Records from a data source:
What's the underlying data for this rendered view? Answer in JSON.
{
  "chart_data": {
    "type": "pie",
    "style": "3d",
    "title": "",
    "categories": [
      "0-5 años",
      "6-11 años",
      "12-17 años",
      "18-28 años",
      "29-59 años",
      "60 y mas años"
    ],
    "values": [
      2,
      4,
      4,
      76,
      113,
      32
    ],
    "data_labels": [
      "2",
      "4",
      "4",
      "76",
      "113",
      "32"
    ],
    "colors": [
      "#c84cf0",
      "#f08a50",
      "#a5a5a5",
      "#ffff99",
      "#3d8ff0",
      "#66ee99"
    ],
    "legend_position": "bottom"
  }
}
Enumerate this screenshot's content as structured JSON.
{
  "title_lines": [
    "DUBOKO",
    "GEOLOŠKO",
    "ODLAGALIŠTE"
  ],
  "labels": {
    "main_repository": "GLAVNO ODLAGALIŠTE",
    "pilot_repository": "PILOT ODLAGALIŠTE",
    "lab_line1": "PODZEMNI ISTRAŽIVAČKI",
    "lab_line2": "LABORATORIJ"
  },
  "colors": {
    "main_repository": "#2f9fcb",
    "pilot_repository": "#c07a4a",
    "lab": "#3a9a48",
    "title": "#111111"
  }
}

Instruction
Output the lines above verbatim and in full.

Task result
What's the underlying data for this rendered view? Answer in JSON.
{
  "chart_data": {
    "type": "pie",
    "style": "3d",
    "title": "",
    "categories": [
      "0-5 años",
      "6-11 años",
      "12-17 años",
      "18-28 años",
      "29-59 años",
      "60 y mas años"
    ],
    "values": [
      2,
      4,
      4,
      76,
      113,
      32
    ],
    "data_labels": [
      "2",
      "4",
      "4",
      "76",
      "113",
      "32"
    ],
    "colors": [
      "#c84cf0",
      "#f08a50",
      "#a5a5a5",
      "#ffff99",
      "#3d8ff0",
      "#66ee99"
    ],
    "legend_position": "bottom"
  }
}
Enumerate this screenshot's content as structured JSON.
{
  "title_lines": [
    "DUBOKO",
    "GEOLOŠKO",
    "ODLAGALIŠTE"
  ],
  "labels": {
    "main_repository": "GLAVNO ODLAGALIŠTE",
    "pilot_repository": "PILOT ODLAGALIŠTE",
    "lab_line1": "PODZEMNI ISTRAŽIVAČKI",
    "lab_line2": "LABORATORIJ"
  },
  "colors": {
    "main_repository": "#2f9fcb",
    "pilot_repository": "#c07a4a",
    "lab": "#3a9a48",
    "title": "#111111"
  }
}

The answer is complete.